WHAT YOU WILL DO - Copy the listing below word for word, from its start through the line that contains "- quote-line: nghệ".

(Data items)
BEGIN
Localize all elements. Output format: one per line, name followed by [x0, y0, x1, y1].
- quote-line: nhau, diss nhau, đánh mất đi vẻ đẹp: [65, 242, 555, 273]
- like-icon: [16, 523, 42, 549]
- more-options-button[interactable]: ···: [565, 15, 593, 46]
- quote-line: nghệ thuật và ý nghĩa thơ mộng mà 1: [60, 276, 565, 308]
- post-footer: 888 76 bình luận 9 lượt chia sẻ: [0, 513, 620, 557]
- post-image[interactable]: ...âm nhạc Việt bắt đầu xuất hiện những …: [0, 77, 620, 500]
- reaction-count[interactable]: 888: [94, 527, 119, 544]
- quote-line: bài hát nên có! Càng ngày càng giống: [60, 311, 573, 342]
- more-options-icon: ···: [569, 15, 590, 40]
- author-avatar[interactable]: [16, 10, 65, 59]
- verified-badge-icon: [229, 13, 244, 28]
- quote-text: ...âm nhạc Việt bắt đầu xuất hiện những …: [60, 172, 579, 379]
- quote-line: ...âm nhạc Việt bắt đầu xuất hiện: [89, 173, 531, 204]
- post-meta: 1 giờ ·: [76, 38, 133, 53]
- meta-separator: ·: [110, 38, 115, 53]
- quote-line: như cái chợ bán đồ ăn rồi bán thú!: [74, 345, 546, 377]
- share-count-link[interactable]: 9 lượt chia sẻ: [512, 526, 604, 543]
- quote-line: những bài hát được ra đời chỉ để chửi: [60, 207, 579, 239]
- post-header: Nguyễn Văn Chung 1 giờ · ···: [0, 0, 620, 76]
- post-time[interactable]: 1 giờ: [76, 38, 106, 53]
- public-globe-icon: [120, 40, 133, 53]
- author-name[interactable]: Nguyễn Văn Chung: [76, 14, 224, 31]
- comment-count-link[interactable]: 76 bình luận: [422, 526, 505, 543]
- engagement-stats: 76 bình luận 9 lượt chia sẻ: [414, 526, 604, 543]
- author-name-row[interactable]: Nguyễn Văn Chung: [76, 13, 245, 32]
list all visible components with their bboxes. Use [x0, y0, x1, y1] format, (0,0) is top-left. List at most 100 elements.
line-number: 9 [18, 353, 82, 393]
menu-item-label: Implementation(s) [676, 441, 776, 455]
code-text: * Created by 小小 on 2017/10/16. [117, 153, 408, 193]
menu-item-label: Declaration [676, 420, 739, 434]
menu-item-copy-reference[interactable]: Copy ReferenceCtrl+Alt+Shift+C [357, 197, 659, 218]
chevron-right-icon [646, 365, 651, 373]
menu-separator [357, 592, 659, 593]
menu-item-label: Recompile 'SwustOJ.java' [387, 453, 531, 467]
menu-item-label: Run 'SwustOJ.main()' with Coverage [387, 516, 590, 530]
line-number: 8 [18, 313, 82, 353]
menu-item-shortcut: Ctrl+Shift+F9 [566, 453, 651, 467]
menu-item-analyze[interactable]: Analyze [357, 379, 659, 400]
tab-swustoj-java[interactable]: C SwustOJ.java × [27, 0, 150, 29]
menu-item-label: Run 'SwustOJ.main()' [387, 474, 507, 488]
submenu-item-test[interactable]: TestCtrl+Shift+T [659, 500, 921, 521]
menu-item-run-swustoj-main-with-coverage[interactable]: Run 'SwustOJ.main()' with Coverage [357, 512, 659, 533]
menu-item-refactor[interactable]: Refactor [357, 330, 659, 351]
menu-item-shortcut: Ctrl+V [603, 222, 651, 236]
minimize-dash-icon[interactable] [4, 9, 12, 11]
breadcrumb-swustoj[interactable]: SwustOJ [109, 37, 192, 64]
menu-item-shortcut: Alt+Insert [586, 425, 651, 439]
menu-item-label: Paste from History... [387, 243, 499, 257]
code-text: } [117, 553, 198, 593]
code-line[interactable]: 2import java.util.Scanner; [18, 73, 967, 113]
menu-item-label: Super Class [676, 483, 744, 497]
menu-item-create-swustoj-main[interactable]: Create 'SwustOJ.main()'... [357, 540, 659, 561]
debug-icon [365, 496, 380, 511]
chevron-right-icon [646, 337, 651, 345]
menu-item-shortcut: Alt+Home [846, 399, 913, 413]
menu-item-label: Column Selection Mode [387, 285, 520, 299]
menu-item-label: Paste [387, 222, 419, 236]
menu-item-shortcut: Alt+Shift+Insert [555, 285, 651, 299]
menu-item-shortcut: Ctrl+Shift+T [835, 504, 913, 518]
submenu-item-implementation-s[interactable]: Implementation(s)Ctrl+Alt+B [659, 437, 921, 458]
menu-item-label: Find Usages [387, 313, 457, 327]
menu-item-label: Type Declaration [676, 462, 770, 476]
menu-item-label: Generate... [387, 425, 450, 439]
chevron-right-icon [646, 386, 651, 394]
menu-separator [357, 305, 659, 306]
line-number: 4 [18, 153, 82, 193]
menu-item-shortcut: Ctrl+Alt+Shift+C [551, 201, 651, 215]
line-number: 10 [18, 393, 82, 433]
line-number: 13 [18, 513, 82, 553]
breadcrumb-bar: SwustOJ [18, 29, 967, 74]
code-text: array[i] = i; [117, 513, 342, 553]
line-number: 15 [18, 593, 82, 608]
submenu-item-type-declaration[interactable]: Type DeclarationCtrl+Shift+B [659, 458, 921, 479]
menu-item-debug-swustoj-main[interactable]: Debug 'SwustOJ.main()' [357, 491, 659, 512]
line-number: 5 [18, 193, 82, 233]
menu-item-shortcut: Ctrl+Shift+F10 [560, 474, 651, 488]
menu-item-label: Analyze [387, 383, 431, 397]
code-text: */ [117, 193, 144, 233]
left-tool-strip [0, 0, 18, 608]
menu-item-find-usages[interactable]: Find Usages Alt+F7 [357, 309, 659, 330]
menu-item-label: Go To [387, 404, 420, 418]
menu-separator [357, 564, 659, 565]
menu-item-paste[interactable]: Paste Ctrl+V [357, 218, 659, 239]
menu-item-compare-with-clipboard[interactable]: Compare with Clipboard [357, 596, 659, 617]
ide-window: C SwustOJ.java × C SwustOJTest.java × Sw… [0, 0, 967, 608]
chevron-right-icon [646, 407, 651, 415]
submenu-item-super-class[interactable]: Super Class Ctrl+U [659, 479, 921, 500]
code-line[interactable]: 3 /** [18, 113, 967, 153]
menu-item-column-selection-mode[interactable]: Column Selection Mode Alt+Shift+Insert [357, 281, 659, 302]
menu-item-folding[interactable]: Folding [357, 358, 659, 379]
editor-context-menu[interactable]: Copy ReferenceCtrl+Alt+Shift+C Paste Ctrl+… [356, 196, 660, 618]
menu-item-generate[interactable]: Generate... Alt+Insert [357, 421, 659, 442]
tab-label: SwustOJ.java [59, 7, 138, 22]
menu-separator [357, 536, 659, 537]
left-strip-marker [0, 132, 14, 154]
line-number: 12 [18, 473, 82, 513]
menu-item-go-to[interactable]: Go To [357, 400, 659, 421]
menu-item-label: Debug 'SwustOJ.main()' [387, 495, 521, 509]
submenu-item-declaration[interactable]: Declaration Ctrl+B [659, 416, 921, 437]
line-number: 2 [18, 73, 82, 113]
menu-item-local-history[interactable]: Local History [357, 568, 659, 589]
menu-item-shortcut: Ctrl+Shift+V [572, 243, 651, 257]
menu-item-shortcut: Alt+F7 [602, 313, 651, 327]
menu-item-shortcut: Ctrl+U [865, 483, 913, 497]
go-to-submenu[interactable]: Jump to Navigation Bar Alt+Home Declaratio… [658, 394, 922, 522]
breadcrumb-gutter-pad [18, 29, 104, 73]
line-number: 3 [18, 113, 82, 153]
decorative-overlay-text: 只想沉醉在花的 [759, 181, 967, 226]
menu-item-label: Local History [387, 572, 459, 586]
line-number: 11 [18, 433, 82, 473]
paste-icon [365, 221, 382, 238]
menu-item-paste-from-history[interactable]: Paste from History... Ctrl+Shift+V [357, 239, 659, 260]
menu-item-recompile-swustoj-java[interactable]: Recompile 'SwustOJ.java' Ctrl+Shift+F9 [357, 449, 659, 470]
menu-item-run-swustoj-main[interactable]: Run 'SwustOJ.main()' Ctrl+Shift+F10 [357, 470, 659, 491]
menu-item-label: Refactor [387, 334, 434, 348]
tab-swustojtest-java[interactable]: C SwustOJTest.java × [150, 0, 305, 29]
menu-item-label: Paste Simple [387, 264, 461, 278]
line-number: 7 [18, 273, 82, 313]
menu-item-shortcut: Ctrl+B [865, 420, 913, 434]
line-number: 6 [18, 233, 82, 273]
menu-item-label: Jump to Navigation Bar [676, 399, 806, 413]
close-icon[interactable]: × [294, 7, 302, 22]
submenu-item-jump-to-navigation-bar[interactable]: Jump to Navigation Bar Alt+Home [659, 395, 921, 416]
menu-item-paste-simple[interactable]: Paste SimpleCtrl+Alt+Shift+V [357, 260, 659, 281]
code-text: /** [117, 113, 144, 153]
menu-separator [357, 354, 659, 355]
END
SOLUTION FOR THIS EXERCISE -
Localize all elements. Output format: one per line, name followed by [x0, y0, x1, y1].
- quote-line: nhau, diss nhau, đánh mất đi vẻ đẹp: [65, 242, 555, 273]
- like-icon: [16, 523, 42, 549]
- more-options-button[interactable]: ···: [565, 15, 593, 46]
- quote-line: nghệ thuật và ý nghĩa thơ mộng mà 1: [60, 276, 565, 308]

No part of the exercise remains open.